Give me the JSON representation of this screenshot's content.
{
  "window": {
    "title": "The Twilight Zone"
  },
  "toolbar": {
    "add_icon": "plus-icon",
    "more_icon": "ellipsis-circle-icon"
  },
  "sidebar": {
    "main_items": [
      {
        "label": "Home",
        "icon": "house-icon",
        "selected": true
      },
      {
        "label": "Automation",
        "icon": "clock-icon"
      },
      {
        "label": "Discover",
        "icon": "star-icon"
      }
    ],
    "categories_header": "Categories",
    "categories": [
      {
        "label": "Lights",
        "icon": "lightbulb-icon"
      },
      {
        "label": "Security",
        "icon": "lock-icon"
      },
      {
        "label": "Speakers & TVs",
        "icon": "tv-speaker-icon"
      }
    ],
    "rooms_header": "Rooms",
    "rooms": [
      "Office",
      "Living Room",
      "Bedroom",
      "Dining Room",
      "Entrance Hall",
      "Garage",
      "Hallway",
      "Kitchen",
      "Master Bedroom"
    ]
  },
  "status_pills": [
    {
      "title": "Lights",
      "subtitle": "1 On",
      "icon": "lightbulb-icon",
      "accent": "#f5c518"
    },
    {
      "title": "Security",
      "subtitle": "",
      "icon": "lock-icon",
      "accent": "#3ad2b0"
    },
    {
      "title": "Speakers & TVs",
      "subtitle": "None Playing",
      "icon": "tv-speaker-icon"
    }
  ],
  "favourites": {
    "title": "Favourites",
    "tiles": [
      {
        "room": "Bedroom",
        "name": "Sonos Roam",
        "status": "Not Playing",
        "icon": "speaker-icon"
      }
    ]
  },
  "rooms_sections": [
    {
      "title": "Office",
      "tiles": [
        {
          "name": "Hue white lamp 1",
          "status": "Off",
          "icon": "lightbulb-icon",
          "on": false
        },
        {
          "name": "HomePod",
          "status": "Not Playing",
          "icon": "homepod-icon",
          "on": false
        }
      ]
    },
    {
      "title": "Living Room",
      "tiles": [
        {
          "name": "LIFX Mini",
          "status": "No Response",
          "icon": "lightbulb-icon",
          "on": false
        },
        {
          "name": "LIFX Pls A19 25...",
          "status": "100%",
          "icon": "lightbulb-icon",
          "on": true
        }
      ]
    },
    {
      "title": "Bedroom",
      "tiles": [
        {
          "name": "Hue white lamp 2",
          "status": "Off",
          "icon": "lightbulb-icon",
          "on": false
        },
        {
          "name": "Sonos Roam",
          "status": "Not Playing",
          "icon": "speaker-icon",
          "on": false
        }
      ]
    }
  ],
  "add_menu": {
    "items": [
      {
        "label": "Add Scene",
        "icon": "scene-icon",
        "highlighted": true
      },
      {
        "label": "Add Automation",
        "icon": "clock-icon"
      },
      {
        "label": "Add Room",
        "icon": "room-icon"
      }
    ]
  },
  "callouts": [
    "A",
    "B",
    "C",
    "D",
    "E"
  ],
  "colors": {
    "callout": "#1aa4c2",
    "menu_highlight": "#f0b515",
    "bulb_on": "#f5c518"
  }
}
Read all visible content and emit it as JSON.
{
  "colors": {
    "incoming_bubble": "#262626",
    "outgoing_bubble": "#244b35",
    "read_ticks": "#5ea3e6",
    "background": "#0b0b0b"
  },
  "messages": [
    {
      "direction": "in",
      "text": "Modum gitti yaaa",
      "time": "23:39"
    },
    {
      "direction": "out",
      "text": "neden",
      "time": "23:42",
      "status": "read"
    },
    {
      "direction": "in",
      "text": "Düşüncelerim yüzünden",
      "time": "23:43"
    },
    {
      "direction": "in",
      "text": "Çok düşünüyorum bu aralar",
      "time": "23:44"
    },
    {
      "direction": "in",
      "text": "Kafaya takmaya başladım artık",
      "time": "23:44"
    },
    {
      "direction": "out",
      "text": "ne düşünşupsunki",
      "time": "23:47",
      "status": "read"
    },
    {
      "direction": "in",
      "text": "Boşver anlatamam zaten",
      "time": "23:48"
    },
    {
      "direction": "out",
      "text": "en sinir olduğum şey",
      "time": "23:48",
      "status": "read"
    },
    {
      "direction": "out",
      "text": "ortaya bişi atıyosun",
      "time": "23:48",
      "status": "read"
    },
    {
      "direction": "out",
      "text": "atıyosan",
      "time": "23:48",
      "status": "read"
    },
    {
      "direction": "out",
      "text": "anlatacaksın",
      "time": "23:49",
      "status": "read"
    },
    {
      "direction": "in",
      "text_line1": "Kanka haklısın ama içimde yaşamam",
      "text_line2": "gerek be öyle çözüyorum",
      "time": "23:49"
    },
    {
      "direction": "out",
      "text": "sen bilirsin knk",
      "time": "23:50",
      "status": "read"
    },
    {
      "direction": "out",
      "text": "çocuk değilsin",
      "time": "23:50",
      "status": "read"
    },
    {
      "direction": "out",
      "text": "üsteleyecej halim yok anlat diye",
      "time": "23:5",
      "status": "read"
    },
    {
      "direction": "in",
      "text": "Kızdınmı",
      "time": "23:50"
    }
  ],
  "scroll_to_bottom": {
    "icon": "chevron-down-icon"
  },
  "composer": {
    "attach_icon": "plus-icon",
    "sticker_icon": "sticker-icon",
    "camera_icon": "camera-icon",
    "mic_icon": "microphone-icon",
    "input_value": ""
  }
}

Requirements
Take the data above and return it exactly.

Answer to the exercise
Give me the JSON representation of this screenshot's content.
{
  "window": {
    "title": "The Twilight Zone"
  },
  "toolbar": {
    "add_icon": "plus-icon",
    "more_icon": "ellipsis-circle-icon"
  },
  "sidebar": {
    "main_items": [
      {
        "label": "Home",
        "icon": "house-icon",
        "selected": true
      },
      {
        "label": "Automation",
        "icon": "clock-icon"
      },
      {
        "label": "Discover",
        "icon": "star-icon"
      }
    ],
    "categories_header": "Categories",
    "categories": [
      {
        "label": "Lights",
        "icon": "lightbulb-icon"
      },
      {
        "label": "Security",
        "icon": "lock-icon"
      },
      {
        "label": "Speakers & TVs",
        "icon": "tv-speaker-icon"
      }
    ],
    "rooms_header": "Rooms",
    "rooms": [
      "Office",
      "Living Room",
      "Bedroom",
      "Dining Room",
      "Entrance Hall",
      "Garage",
      "Hallway",
      "Kitchen",
      "Master Bedroom"
    ]
  },
  "status_pills": [
    {
      "title": "Lights",
      "subtitle": "1 On",
      "icon": "lightbulb-icon",
      "accent": "#f5c518"
    },
    {
      "title": "Security",
      "subtitle": "",
      "icon": "lock-icon",
      "accent": "#3ad2b0"
    },
    {
      "title": "Speakers & TVs",
      "subtitle": "None Playing",
      "icon": "tv-speaker-icon"
    }
  ],
  "favourites": {
    "title": "Favourites",
    "tiles": [
      {
        "room": "Bedroom",
        "name": "Sonos Roam",
        "status": "Not Playing",
        "icon": "speaker-icon"
      }
    ]
  },
  "rooms_sections": [
    {
      "title": "Office",
      "tiles": [
        {
          "name": "Hue white lamp 1",
          "status": "Off",
          "icon": "lightbulb-icon",
          "on": false
        },
        {
          "name": "HomePod",
          "status": "Not Playing",
          "icon": "homepod-icon",
          "on": false
        }
      ]
    },
    {
      "title": "Living Room",
      "tiles": [
        {
          "name": "LIFX Mini",
          "status": "No Response",
          "icon": "lightbulb-icon",
          "on": false
        },
        {
          "name": "LIFX Pls A19 25...",
          "status": "100%",
          "icon": "lightbulb-icon",
          "on": true
        }
      ]
    },
    {
      "title": "Bedroom",
      "tiles": [
        {
          "name": "Hue white lamp 2",
          "status": "Off",
          "icon": "lightbulb-icon",
          "on": false
        },
        {
          "name": "Sonos Roam",
          "status": "Not Playing",
          "icon": "speaker-icon",
          "on": false
        }
      ]
    }
  ],
  "add_menu": {
    "items": [
      {
        "label": "Add Scene",
        "icon": "scene-icon",
        "highlighted": true
      },
      {
        "label": "Add Automation",
        "icon": "clock-icon"
      },
      {
        "label": "Add Room",
        "icon": "room-icon"
      }
    ]
  },
  "callouts": [
    "A",
    "B",
    "C",
    "D",
    "E"
  ],
  "colors": {
    "callout": "#1aa4c2",
    "menu_highlight": "#f0b515",
    "bulb_on": "#f5c518"
  }
}
Read all visible content and emit it as JSON.
{
  "colors": {
    "incoming_bubble": "#262626",
    "outgoing_bubble": "#244b35",
    "read_ticks": "#5ea3e6",
    "background": "#0b0b0b"
  },
  "messages": [
    {
      "direction": "in",
      "text": "Modum gitti yaaa",
      "time": "23:39"
    },
    {
      "direction": "out",
      "text": "neden",
      "time": "23:42",
      "status": "read"
    },
    {
      "direction": "in",
      "text": "Düşüncelerim yüzünden",
      "time": "23:43"
    },
    {
      "direction": "in",
      "text": "Çok düşünüyorum bu aralar",
      "time": "23:44"
    },
    {
      "direction": "in",
      "text": "Kafaya takmaya başladım artık",
      "time": "23:44"
    },
    {
      "direction": "out",
      "text": "ne düşünşupsunki",
      "time": "23:47",
      "status": "read"
    },
    {
      "direction": "in",
      "text": "Boşver anlatamam zaten",
      "time": "23:48"
    },
    {
      "direction": "out",
      "text": "en sinir olduğum şey",
      "time": "23:48",
      "status": "read"
    },
    {
      "direction": "out",
      "text": "ortaya bişi atıyosun",
      "time": "23:48",
      "status": "read"
    },
    {
      "direction": "out",
      "text": "atıyosan",
      "time": "23:48",
      "status": "read"
    },
    {
      "direction": "out",
      "text": "anlatacaksın",
      "time": "23:49",
      "status": "read"
    },
    {
      "direction": "in",
      "text_line1": "Kanka haklısın ama içimde yaşamam",
      "text_line2": "gerek be öyle çözüyorum",
      "time": "23:49"
    },
    {
      "direction": "out",
      "text": "sen bilirsin knk",
      "time": "23:50",
      "status": "read"
    },
    {
      "direction": "out",
      "text": "çocuk değilsin",
      "time": "23:50",
      "status": "read"
    },
    {
      "direction": "out",
      "text": "üsteleyecej halim yok anlat diye",
      "time": "23:5",
      "status": "read"
    },
    {
      "direction": "in",
      "text": "Kızdınmı",
      "time": "23:50"
    }
  ],
  "scroll_to_bottom": {
    "icon": "chevron-down-icon"
  },
  "composer": {
    "attach_icon": "plus-icon",
    "sticker_icon": "sticker-icon",
    "camera_icon": "camera-icon",
    "mic_icon": "microphone-icon",
    "input_value": ""
  }
}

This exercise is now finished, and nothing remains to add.